── Data extract ──

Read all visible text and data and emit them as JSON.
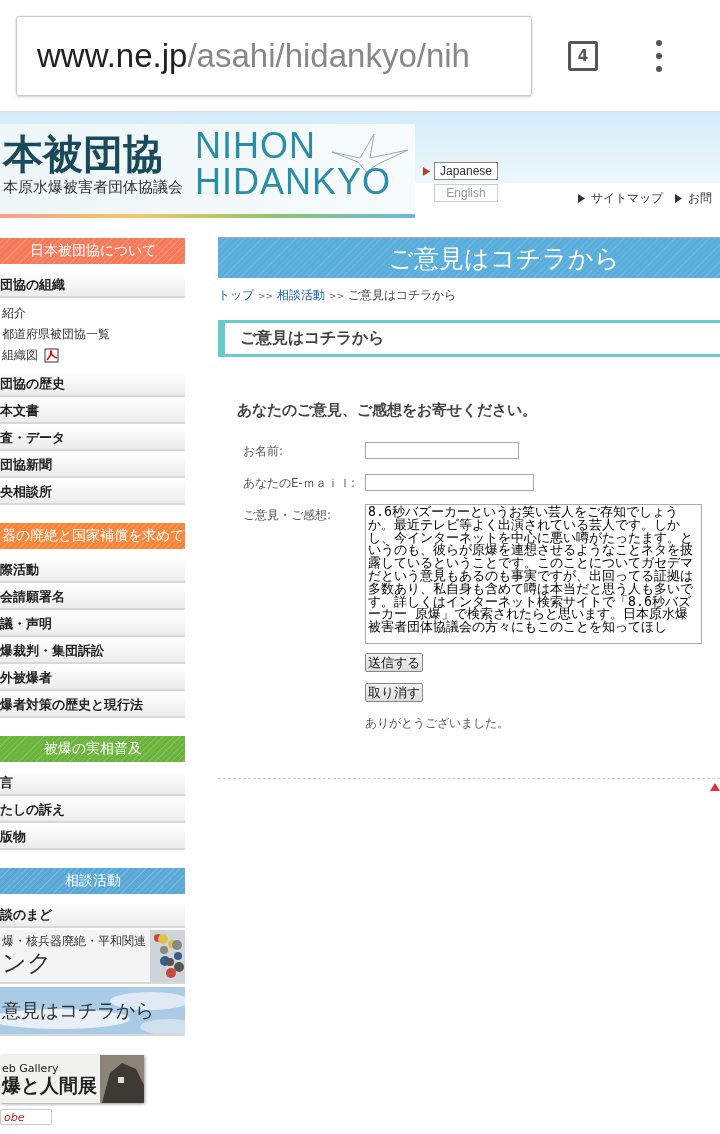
{
  "browser": {
    "url_host": "www.ne.jp",
    "url_path": "/asahi/hidankyo/nih",
    "tab_count": "4"
  },
  "header": {
    "logo_title": "本被団協",
    "logo_subtitle": "本原水爆被害者団体協議会",
    "brand_lines": [
      "NIHON",
      "HIDANKYO"
    ],
    "languages": [
      {
        "label": "Japanese",
        "selected": true
      },
      {
        "label": "English",
        "selected": false
      }
    ],
    "links": [
      "サイトマップ",
      "お問"
    ]
  },
  "sidebar": {
    "sections": [
      {
        "title": "日本被団協について",
        "color": "#f47a5a",
        "items": [
          {
            "kind": "tab",
            "label": "団協の組織"
          },
          {
            "kind": "sub",
            "label": "紹介"
          },
          {
            "kind": "sub",
            "label": "都道府県被団協一覧"
          },
          {
            "kind": "sub-pdf",
            "label": "組織図"
          },
          {
            "kind": "tab",
            "label": "団協の歴史"
          },
          {
            "kind": "tab",
            "label": "本文書"
          },
          {
            "kind": "tab",
            "label": "査・データ"
          },
          {
            "kind": "tab",
            "label": "団協新聞"
          },
          {
            "kind": "tab",
            "label": "央相談所"
          }
        ]
      },
      {
        "title": "器の廃絶と国家補償を求めて",
        "color": "#f6853a",
        "items": [
          {
            "kind": "tab",
            "label": "際活動"
          },
          {
            "kind": "tab",
            "label": "会請願署名"
          },
          {
            "kind": "tab",
            "label": "議・声明"
          },
          {
            "kind": "tab",
            "label": "爆裁判・集団訴訟"
          },
          {
            "kind": "tab",
            "label": "外被爆者"
          },
          {
            "kind": "tab",
            "label": "爆者対策の歴史と現行法"
          }
        ]
      },
      {
        "title": "被爆の実相普及",
        "color": "#6ab43c",
        "items": [
          {
            "kind": "tab",
            "label": "言"
          },
          {
            "kind": "tab",
            "label": "たしの訴え"
          },
          {
            "kind": "tab",
            "label": "版物"
          }
        ]
      },
      {
        "title": "相談活動",
        "color": "#5aa8d8",
        "items": [
          {
            "kind": "tab",
            "label": "談のまど"
          },
          {
            "kind": "crowd-banner",
            "lines": [
              "爆・核兵器廃絶・平和関連",
              "ンク"
            ]
          },
          {
            "kind": "sky-banner",
            "lines": [
              "意見はコチラから"
            ]
          }
        ]
      }
    ],
    "gallery": {
      "lines": [
        "eb Gallery",
        "爆と人間展"
      ]
    },
    "badge": "obe"
  },
  "main": {
    "title_banner": "ご意見はコチラから",
    "breadcrumb": [
      {
        "label": "トップ",
        "link": true
      },
      {
        "label": "相談活動",
        "link": true
      },
      {
        "label": "ご意見はコチラから",
        "link": false
      }
    ],
    "breadcrumb_separator": ">>",
    "heading": "ご意見はコチラから",
    "intro": "あなたのご意見、ご感想をお寄せください。",
    "fields": [
      {
        "kind": "text",
        "label": "お名前:"
      },
      {
        "kind": "text",
        "label": "あなたのE-ｍａｉｌ:"
      },
      {
        "kind": "textarea",
        "label": "ご意見・ご感想:",
        "value": "8.6秒バズーカーというお笑い芸人をご存知でしょうか。最近テレビ等よく出演されている芸人です。しかし、今インターネットを中心に悪い噂がたったます。というのも、彼らが原爆を連想させるようなことネタを披露しているということです。このことについてガセデマだという意見もあるのも事実ですが、出回ってる証拠は多数あり、私自身も含めて噂は本当だと思う人も多いです。詳しくはインターネット検索サイトで「8.6秒バズーカー 原爆」で検索されたらと思います。日本原水爆被害者団体協議会の方々にもこのことを知ってほし"
      }
    ],
    "buttons": [
      "送信する",
      "取り消す"
    ],
    "thanks": "ありがとうございました。"
  }
}
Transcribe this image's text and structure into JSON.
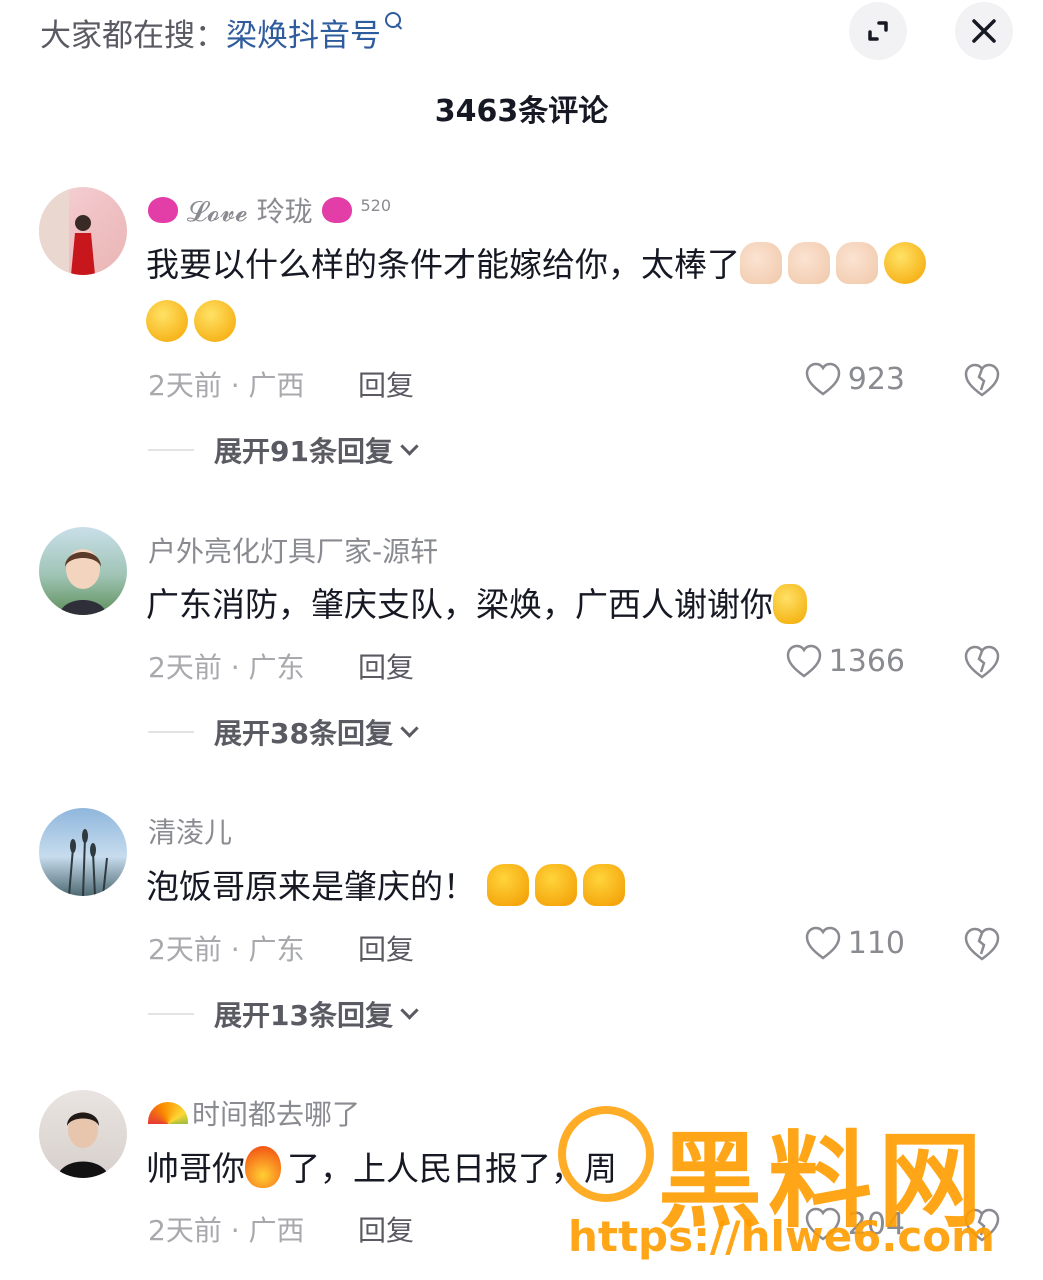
{
  "header": {
    "search_prefix": "大家都在搜：",
    "search_term": "梁焕抖音号",
    "comment_count_title": "3463条评论"
  },
  "comments": [
    {
      "username": "𝓛𝓸𝓿𝓮 玲珑",
      "username_suffix": "520",
      "text": "我要以什么样的条件才能嫁给你，太棒了",
      "time_location": "2天前 · 广西",
      "reply_label": "回复",
      "likes": "923",
      "expand_label": "展开91条回复"
    },
    {
      "username": "户外亮化灯具厂家-源轩",
      "text": "广东消防，肇庆支队，梁焕，广西人谢谢你",
      "time_location": "2天前 · 广东",
      "reply_label": "回复",
      "likes": "1366",
      "expand_label": "展开38条回复"
    },
    {
      "username": "清淩儿",
      "text": "泡饭哥原来是肇庆的！",
      "time_location": "2天前 · 广东",
      "reply_label": "回复",
      "likes": "110",
      "expand_label": "展开13条回复"
    },
    {
      "username": "时间都去哪了",
      "text_a": "帅哥你",
      "text_b": "了，上人民日报了，周",
      "time_location": "2天前 · 广西",
      "reply_label": "回复",
      "likes": "204"
    }
  ],
  "watermark": {
    "title": "黑料网",
    "url": "https://hlwe6.com"
  },
  "colors": {
    "link_blue": "#2f5c9c",
    "watermark_orange": "#ff9d00"
  }
}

───

Reproduce the lines of the listing exactly, starting at the one that contains "Transcribe this image's" and continuing through the final line, but leave out the pictures.

● **Exercise solution**
Transcribe this image's text and structure into JSON.
{
  "header": {
    "search_prefix": "大家都在搜：",
    "search_term": "梁焕抖音号",
    "comment_count_title": "3463条评论"
  },
  "comments": [
    {
      "username": "𝓛𝓸𝓿𝓮 玲珑",
      "username_suffix": "520",
      "text": "我要以什么样的条件才能嫁给你，太棒了",
      "time_location": "2天前 · 广西",
      "reply_label": "回复",
      "likes": "923",
      "expand_label": "展开91条回复"
    },
    {
      "username": "户外亮化灯具厂家-源轩",
      "text": "广东消防，肇庆支队，梁焕，广西人谢谢你",
      "time_location": "2天前 · 广东",
      "reply_label": "回复",
      "likes": "1366",
      "expand_label": "展开38条回复"
    },
    {
      "username": "清淩儿",
      "text": "泡饭哥原来是肇庆的！",
      "time_location": "2天前 · 广东",
      "reply_label": "回复",
      "likes": "110",
      "expand_label": "展开13条回复"
    },
    {
      "username": "时间都去哪了",
      "text_a": "帅哥你",
      "text_b": "了，上人民日报了，周",
      "time_location": "2天前 · 广西",
      "reply_label": "回复",
      "likes": "204"
    }
  ],
  "watermark": {
    "title": "黑料网",
    "url": "https://hlwe6.com"
  },
  "colors": {
    "link_blue": "#2f5c9c",
    "watermark_orange": "#ff9d00"
  }
}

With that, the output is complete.